>> BEGIN
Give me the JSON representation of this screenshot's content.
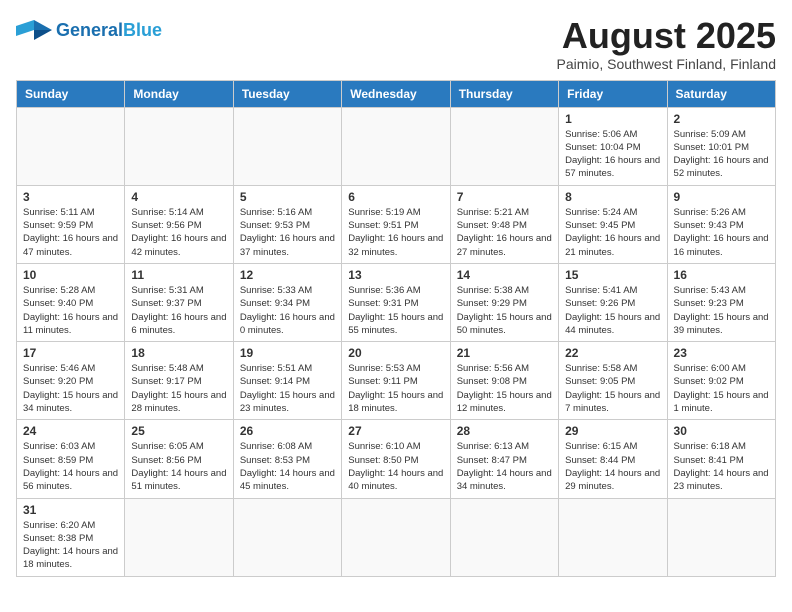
{
  "header": {
    "logo_general": "General",
    "logo_blue": "Blue",
    "title": "August 2025",
    "subtitle": "Paimio, Southwest Finland, Finland"
  },
  "weekdays": [
    "Sunday",
    "Monday",
    "Tuesday",
    "Wednesday",
    "Thursday",
    "Friday",
    "Saturday"
  ],
  "weeks": [
    [
      {
        "day": "",
        "info": ""
      },
      {
        "day": "",
        "info": ""
      },
      {
        "day": "",
        "info": ""
      },
      {
        "day": "",
        "info": ""
      },
      {
        "day": "",
        "info": ""
      },
      {
        "day": "1",
        "info": "Sunrise: 5:06 AM\nSunset: 10:04 PM\nDaylight: 16 hours and 57 minutes."
      },
      {
        "day": "2",
        "info": "Sunrise: 5:09 AM\nSunset: 10:01 PM\nDaylight: 16 hours and 52 minutes."
      }
    ],
    [
      {
        "day": "3",
        "info": "Sunrise: 5:11 AM\nSunset: 9:59 PM\nDaylight: 16 hours and 47 minutes."
      },
      {
        "day": "4",
        "info": "Sunrise: 5:14 AM\nSunset: 9:56 PM\nDaylight: 16 hours and 42 minutes."
      },
      {
        "day": "5",
        "info": "Sunrise: 5:16 AM\nSunset: 9:53 PM\nDaylight: 16 hours and 37 minutes."
      },
      {
        "day": "6",
        "info": "Sunrise: 5:19 AM\nSunset: 9:51 PM\nDaylight: 16 hours and 32 minutes."
      },
      {
        "day": "7",
        "info": "Sunrise: 5:21 AM\nSunset: 9:48 PM\nDaylight: 16 hours and 27 minutes."
      },
      {
        "day": "8",
        "info": "Sunrise: 5:24 AM\nSunset: 9:45 PM\nDaylight: 16 hours and 21 minutes."
      },
      {
        "day": "9",
        "info": "Sunrise: 5:26 AM\nSunset: 9:43 PM\nDaylight: 16 hours and 16 minutes."
      }
    ],
    [
      {
        "day": "10",
        "info": "Sunrise: 5:28 AM\nSunset: 9:40 PM\nDaylight: 16 hours and 11 minutes."
      },
      {
        "day": "11",
        "info": "Sunrise: 5:31 AM\nSunset: 9:37 PM\nDaylight: 16 hours and 6 minutes."
      },
      {
        "day": "12",
        "info": "Sunrise: 5:33 AM\nSunset: 9:34 PM\nDaylight: 16 hours and 0 minutes."
      },
      {
        "day": "13",
        "info": "Sunrise: 5:36 AM\nSunset: 9:31 PM\nDaylight: 15 hours and 55 minutes."
      },
      {
        "day": "14",
        "info": "Sunrise: 5:38 AM\nSunset: 9:29 PM\nDaylight: 15 hours and 50 minutes."
      },
      {
        "day": "15",
        "info": "Sunrise: 5:41 AM\nSunset: 9:26 PM\nDaylight: 15 hours and 44 minutes."
      },
      {
        "day": "16",
        "info": "Sunrise: 5:43 AM\nSunset: 9:23 PM\nDaylight: 15 hours and 39 minutes."
      }
    ],
    [
      {
        "day": "17",
        "info": "Sunrise: 5:46 AM\nSunset: 9:20 PM\nDaylight: 15 hours and 34 minutes."
      },
      {
        "day": "18",
        "info": "Sunrise: 5:48 AM\nSunset: 9:17 PM\nDaylight: 15 hours and 28 minutes."
      },
      {
        "day": "19",
        "info": "Sunrise: 5:51 AM\nSunset: 9:14 PM\nDaylight: 15 hours and 23 minutes."
      },
      {
        "day": "20",
        "info": "Sunrise: 5:53 AM\nSunset: 9:11 PM\nDaylight: 15 hours and 18 minutes."
      },
      {
        "day": "21",
        "info": "Sunrise: 5:56 AM\nSunset: 9:08 PM\nDaylight: 15 hours and 12 minutes."
      },
      {
        "day": "22",
        "info": "Sunrise: 5:58 AM\nSunset: 9:05 PM\nDaylight: 15 hours and 7 minutes."
      },
      {
        "day": "23",
        "info": "Sunrise: 6:00 AM\nSunset: 9:02 PM\nDaylight: 15 hours and 1 minute."
      }
    ],
    [
      {
        "day": "24",
        "info": "Sunrise: 6:03 AM\nSunset: 8:59 PM\nDaylight: 14 hours and 56 minutes."
      },
      {
        "day": "25",
        "info": "Sunrise: 6:05 AM\nSunset: 8:56 PM\nDaylight: 14 hours and 51 minutes."
      },
      {
        "day": "26",
        "info": "Sunrise: 6:08 AM\nSunset: 8:53 PM\nDaylight: 14 hours and 45 minutes."
      },
      {
        "day": "27",
        "info": "Sunrise: 6:10 AM\nSunset: 8:50 PM\nDaylight: 14 hours and 40 minutes."
      },
      {
        "day": "28",
        "info": "Sunrise: 6:13 AM\nSunset: 8:47 PM\nDaylight: 14 hours and 34 minutes."
      },
      {
        "day": "29",
        "info": "Sunrise: 6:15 AM\nSunset: 8:44 PM\nDaylight: 14 hours and 29 minutes."
      },
      {
        "day": "30",
        "info": "Sunrise: 6:18 AM\nSunset: 8:41 PM\nDaylight: 14 hours and 23 minutes."
      }
    ],
    [
      {
        "day": "31",
        "info": "Sunrise: 6:20 AM\nSunset: 8:38 PM\nDaylight: 14 hours and 18 minutes."
      },
      {
        "day": "",
        "info": ""
      },
      {
        "day": "",
        "info": ""
      },
      {
        "day": "",
        "info": ""
      },
      {
        "day": "",
        "info": ""
      },
      {
        "day": "",
        "info": ""
      },
      {
        "day": "",
        "info": ""
      }
    ]
  ]
}
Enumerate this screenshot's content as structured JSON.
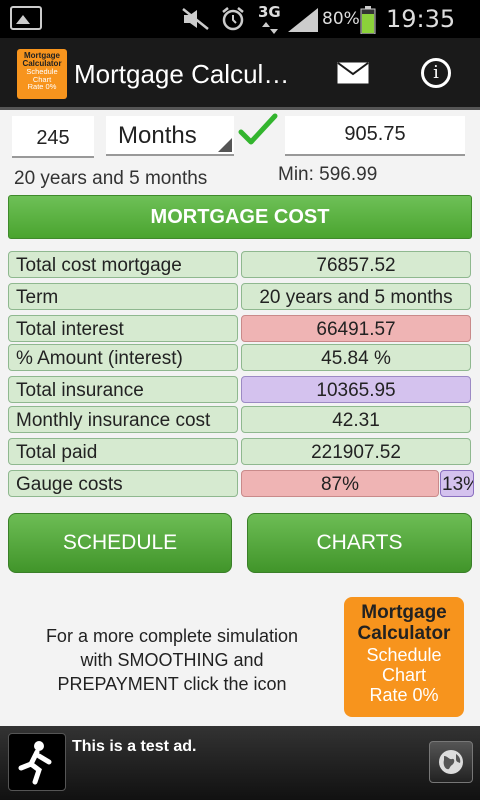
>> END
- **AIM OF THE TASK**:
Which lines contain the word "screenshot"? Copy each one.

- **RESULT FOR THIS EXERCISE**:
Give me the JSON representation of this screenshot's content.
Enumerate this screenshot's content as structured JSON.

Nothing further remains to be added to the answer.